Begin Recorded data
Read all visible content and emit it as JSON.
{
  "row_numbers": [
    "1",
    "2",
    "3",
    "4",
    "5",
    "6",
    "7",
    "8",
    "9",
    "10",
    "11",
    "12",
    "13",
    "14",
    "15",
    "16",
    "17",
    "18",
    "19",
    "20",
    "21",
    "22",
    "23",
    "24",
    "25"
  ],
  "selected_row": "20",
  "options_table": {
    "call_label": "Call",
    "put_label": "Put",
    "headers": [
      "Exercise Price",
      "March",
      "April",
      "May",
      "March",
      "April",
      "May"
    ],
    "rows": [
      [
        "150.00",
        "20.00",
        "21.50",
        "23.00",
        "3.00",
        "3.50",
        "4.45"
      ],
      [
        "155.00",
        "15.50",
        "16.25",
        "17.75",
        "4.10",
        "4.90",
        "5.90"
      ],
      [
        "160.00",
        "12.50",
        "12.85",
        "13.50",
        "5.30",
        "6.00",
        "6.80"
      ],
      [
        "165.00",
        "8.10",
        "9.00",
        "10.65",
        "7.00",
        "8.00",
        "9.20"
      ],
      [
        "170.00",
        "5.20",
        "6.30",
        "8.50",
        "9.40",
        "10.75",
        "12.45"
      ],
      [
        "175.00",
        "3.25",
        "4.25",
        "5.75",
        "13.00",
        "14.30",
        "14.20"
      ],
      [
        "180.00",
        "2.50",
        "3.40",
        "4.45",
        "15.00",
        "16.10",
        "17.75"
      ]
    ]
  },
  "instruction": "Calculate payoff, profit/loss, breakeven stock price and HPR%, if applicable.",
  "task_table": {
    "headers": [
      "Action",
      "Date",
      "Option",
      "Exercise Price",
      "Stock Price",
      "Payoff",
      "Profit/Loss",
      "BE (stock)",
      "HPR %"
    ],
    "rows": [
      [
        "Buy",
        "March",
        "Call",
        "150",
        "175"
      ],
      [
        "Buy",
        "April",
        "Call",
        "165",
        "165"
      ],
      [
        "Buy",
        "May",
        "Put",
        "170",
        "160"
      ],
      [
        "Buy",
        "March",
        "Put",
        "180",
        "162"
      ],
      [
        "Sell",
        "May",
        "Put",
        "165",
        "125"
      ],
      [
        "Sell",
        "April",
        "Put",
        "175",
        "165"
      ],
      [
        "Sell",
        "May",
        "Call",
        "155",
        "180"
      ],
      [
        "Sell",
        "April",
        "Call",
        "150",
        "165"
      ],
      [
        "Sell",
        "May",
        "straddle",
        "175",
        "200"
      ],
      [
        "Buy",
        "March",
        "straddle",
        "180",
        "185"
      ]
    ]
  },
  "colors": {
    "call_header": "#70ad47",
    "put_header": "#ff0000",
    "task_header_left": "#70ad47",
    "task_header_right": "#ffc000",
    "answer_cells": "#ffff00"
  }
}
End Recorded data
_Aim_
Each record above should be output again exactly.

_Full answer_
Read all visible content and emit it as JSON.
{
  "row_numbers": [
    "1",
    "2",
    "3",
    "4",
    "5",
    "6",
    "7",
    "8",
    "9",
    "10",
    "11",
    "12",
    "13",
    "14",
    "15",
    "16",
    "17",
    "18",
    "19",
    "20",
    "21",
    "22",
    "23",
    "24",
    "25"
  ],
  "selected_row": "20",
  "options_table": {
    "call_label": "Call",
    "put_label": "Put",
    "headers": [
      "Exercise Price",
      "March",
      "April",
      "May",
      "March",
      "April",
      "May"
    ],
    "rows": [
      [
        "150.00",
        "20.00",
        "21.50",
        "23.00",
        "3.00",
        "3.50",
        "4.45"
      ],
      [
        "155.00",
        "15.50",
        "16.25",
        "17.75",
        "4.10",
        "4.90",
        "5.90"
      ],
      [
        "160.00",
        "12.50",
        "12.85",
        "13.50",
        "5.30",
        "6.00",
        "6.80"
      ],
      [
        "165.00",
        "8.10",
        "9.00",
        "10.65",
        "7.00",
        "8.00",
        "9.20"
      ],
      [
        "170.00",
        "5.20",
        "6.30",
        "8.50",
        "9.40",
        "10.75",
        "12.45"
      ],
      [
        "175.00",
        "3.25",
        "4.25",
        "5.75",
        "13.00",
        "14.30",
        "14.20"
      ],
      [
        "180.00",
        "2.50",
        "3.40",
        "4.45",
        "15.00",
        "16.10",
        "17.75"
      ]
    ]
  },
  "instruction": "Calculate payoff, profit/loss, breakeven stock price and HPR%, if applicable.",
  "task_table": {
    "headers": [
      "Action",
      "Date",
      "Option",
      "Exercise Price",
      "Stock Price",
      "Payoff",
      "Profit/Loss",
      "BE (stock)",
      "HPR %"
    ],
    "rows": [
      [
        "Buy",
        "March",
        "Call",
        "150",
        "175"
      ],
      [
        "Buy",
        "April",
        "Call",
        "165",
        "165"
      ],
      [
        "Buy",
        "May",
        "Put",
        "170",
        "160"
      ],
      [
        "Buy",
        "March",
        "Put",
        "180",
        "162"
      ],
      [
        "Sell",
        "May",
        "Put",
        "165",
        "125"
      ],
      [
        "Sell",
        "April",
        "Put",
        "175",
        "165"
      ],
      [
        "Sell",
        "May",
        "Call",
        "155",
        "180"
      ],
      [
        "Sell",
        "April",
        "Call",
        "150",
        "165"
      ],
      [
        "Sell",
        "May",
        "straddle",
        "175",
        "200"
      ],
      [
        "Buy",
        "March",
        "straddle",
        "180",
        "185"
      ]
    ]
  },
  "colors": {
    "call_header": "#70ad47",
    "put_header": "#ff0000",
    "task_header_left": "#70ad47",
    "task_header_right": "#ffc000",
    "answer_cells": "#ffff00"
  }
}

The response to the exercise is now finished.